━━━━━ Entries ━━━━━

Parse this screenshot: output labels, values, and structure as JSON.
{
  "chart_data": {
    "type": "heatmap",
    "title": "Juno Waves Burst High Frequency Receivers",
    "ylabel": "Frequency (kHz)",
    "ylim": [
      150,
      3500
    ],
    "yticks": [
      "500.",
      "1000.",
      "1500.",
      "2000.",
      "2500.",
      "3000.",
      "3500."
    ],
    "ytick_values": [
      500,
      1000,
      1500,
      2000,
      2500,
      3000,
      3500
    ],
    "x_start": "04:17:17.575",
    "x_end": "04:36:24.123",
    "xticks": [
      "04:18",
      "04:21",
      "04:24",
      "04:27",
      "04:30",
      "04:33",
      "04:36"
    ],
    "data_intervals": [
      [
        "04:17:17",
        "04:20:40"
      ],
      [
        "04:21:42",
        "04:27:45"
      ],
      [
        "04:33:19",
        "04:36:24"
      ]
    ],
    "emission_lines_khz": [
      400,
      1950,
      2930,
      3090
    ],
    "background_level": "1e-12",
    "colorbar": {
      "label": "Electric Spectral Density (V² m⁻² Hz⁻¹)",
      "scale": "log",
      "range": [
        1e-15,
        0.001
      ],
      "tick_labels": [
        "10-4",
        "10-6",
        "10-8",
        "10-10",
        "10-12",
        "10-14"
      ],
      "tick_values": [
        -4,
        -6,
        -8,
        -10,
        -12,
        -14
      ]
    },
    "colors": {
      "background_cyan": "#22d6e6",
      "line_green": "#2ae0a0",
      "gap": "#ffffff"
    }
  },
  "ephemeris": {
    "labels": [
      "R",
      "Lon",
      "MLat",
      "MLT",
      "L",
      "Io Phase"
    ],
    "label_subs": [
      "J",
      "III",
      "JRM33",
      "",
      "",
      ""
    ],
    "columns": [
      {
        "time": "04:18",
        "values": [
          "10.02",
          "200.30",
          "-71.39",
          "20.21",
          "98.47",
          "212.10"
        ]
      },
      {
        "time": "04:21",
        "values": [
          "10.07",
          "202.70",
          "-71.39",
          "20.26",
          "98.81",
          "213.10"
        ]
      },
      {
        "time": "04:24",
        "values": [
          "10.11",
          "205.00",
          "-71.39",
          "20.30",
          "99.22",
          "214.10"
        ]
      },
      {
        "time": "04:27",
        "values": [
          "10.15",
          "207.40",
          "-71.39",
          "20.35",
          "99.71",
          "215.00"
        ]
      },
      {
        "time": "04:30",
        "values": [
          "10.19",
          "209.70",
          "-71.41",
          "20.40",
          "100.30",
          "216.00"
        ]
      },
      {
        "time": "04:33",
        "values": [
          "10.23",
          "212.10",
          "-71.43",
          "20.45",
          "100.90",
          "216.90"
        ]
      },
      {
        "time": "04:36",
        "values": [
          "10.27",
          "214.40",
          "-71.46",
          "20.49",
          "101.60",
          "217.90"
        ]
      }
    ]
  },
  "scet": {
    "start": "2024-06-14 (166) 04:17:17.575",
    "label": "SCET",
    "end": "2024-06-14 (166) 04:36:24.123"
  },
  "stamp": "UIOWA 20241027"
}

━━━━━

* What the exercise asks *
All of the entries need to be reproduced exactly; please write them out.

* Output for this task *
Parse this screenshot: output labels, values, and structure as JSON.
{
  "chart_data": {
    "type": "heatmap",
    "title": "Juno Waves Burst High Frequency Receivers",
    "ylabel": "Frequency (kHz)",
    "ylim": [
      150,
      3500
    ],
    "yticks": [
      "500.",
      "1000.",
      "1500.",
      "2000.",
      "2500.",
      "3000.",
      "3500."
    ],
    "ytick_values": [
      500,
      1000,
      1500,
      2000,
      2500,
      3000,
      3500
    ],
    "x_start": "04:17:17.575",
    "x_end": "04:36:24.123",
    "xticks": [
      "04:18",
      "04:21",
      "04:24",
      "04:27",
      "04:30",
      "04:33",
      "04:36"
    ],
    "data_intervals": [
      [
        "04:17:17",
        "04:20:40"
      ],
      [
        "04:21:42",
        "04:27:45"
      ],
      [
        "04:33:19",
        "04:36:24"
      ]
    ],
    "emission_lines_khz": [
      400,
      1950,
      2930,
      3090
    ],
    "background_level": "1e-12",
    "colorbar": {
      "label": "Electric Spectral Density (V² m⁻² Hz⁻¹)",
      "scale": "log",
      "range": [
        1e-15,
        0.001
      ],
      "tick_labels": [
        "10-4",
        "10-6",
        "10-8",
        "10-10",
        "10-12",
        "10-14"
      ],
      "tick_values": [
        -4,
        -6,
        -8,
        -10,
        -12,
        -14
      ]
    },
    "colors": {
      "background_cyan": "#22d6e6",
      "line_green": "#2ae0a0",
      "gap": "#ffffff"
    }
  },
  "ephemeris": {
    "labels": [
      "R",
      "Lon",
      "MLat",
      "MLT",
      "L",
      "Io Phase"
    ],
    "label_subs": [
      "J",
      "III",
      "JRM33",
      "",
      "",
      ""
    ],
    "columns": [
      {
        "time": "04:18",
        "values": [
          "10.02",
          "200.30",
          "-71.39",
          "20.21",
          "98.47",
          "212.10"
        ]
      },
      {
        "time": "04:21",
        "values": [
          "10.07",
          "202.70",
          "-71.39",
          "20.26",
          "98.81",
          "213.10"
        ]
      },
      {
        "time": "04:24",
        "values": [
          "10.11",
          "205.00",
          "-71.39",
          "20.30",
          "99.22",
          "214.10"
        ]
      },
      {
        "time": "04:27",
        "values": [
          "10.15",
          "207.40",
          "-71.39",
          "20.35",
          "99.71",
          "215.00"
        ]
      },
      {
        "time": "04:30",
        "values": [
          "10.19",
          "209.70",
          "-71.41",
          "20.40",
          "100.30",
          "216.00"
        ]
      },
      {
        "time": "04:33",
        "values": [
          "10.23",
          "212.10",
          "-71.43",
          "20.45",
          "100.90",
          "216.90"
        ]
      },
      {
        "time": "04:36",
        "values": [
          "10.27",
          "214.40",
          "-71.46",
          "20.49",
          "101.60",
          "217.90"
        ]
      }
    ]
  },
  "scet": {
    "start": "2024-06-14 (166) 04:17:17.575",
    "label": "SCET",
    "end": "2024-06-14 (166) 04:36:24.123"
  },
  "stamp": "UIOWA 20241027"
}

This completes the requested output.